- _Document excerpt_
=====
2. The interests that are deemed to fall within the scope of the protection of the right to respect for private life under Article 8 have broadened in the Court’s case-law, particularly where potential victims of a violation are concerned. The Court’s case-law, which originally seemed to offer protection only to natural persons, now recognises the right of legal persons to the protection of their “home” and “correspondence”.
This development started with applications lodged by natural persons concerning interferences at their workplaces or otherwise connected with their professional lives (see, among other authorities, Buck v. Germany , no. 41604-98, ECHR 2005-IV, and Niemietz v. Germany , 16 December 1992, Series A no. 251-B). The Court has expanded its interpretation of the concept of “home” to include professional or business activities or premises (see Niemietz , cited above, §§ 30-31). In these cases the bearer of the rights under Article 8 were still natural persons. In the case of Société Colas Est and Others v. France (no. 37971/97, ECHR 2002-III), however, the Court, referring to the nature of the Convention as a “living instrument which must be interpreted in the light of present-day conditions” and pointing out that the Court had already recognised a company’s right under Article 41 to compensation for non-pecuniary damage sustained as a result of a violation of Article 6 § 1 of the Convention, ruled that “the time has come to hold that in certain circumstances the right guaranteed by Article 8 of the Convention must be construed as including the right to respect for a company’s registered office, branches or other business premises” (§ 41). The Court reached this conclusion after having, inter alia , cited the case-law of the Court of Justice of the European Communities (CJEC). In Hoechst v. Commission (judgment of 21 September 1989 in joined cases 46/87 and 227/88), the CJEC had concluded that, regardless of the non-applicability of Article 8, the need for protection in the sphere of the private activities of any person, whether natural or legal, must be recognised as a general principle of Community law.
=====
- _Records supplied_
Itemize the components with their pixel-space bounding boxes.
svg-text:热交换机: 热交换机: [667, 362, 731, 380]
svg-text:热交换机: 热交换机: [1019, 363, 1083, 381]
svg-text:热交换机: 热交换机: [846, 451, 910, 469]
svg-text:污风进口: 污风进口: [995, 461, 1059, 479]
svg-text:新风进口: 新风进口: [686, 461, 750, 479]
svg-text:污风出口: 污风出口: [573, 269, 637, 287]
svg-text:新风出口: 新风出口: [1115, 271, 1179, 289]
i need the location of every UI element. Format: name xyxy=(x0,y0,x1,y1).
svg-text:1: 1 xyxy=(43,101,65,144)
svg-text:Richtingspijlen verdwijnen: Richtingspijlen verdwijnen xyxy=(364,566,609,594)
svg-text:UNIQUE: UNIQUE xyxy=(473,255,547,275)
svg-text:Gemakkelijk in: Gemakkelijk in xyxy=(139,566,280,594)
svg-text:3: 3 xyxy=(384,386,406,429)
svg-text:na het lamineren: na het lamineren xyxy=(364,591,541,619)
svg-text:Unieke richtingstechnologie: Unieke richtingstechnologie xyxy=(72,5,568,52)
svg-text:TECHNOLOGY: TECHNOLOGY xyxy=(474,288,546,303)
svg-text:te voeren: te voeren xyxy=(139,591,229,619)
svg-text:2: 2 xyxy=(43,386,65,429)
=====
Please answer these questions about the Article 8 excerpt:
1. The Court's case-law now recognizes the right of legal persons to the protection of which two things?
2. In which case did the Court hold that Article 8 can include the right to respect for a company's registered office, branches or other business premises?
3. On what date was the CJEC judgment in Hoechst v. Commission delivered?
The data is not needed for this work.

- _The completed task_
1. Their "home" and "correspondence".
2. Société Colas Est and Others v. France.
3. 21 September 1989.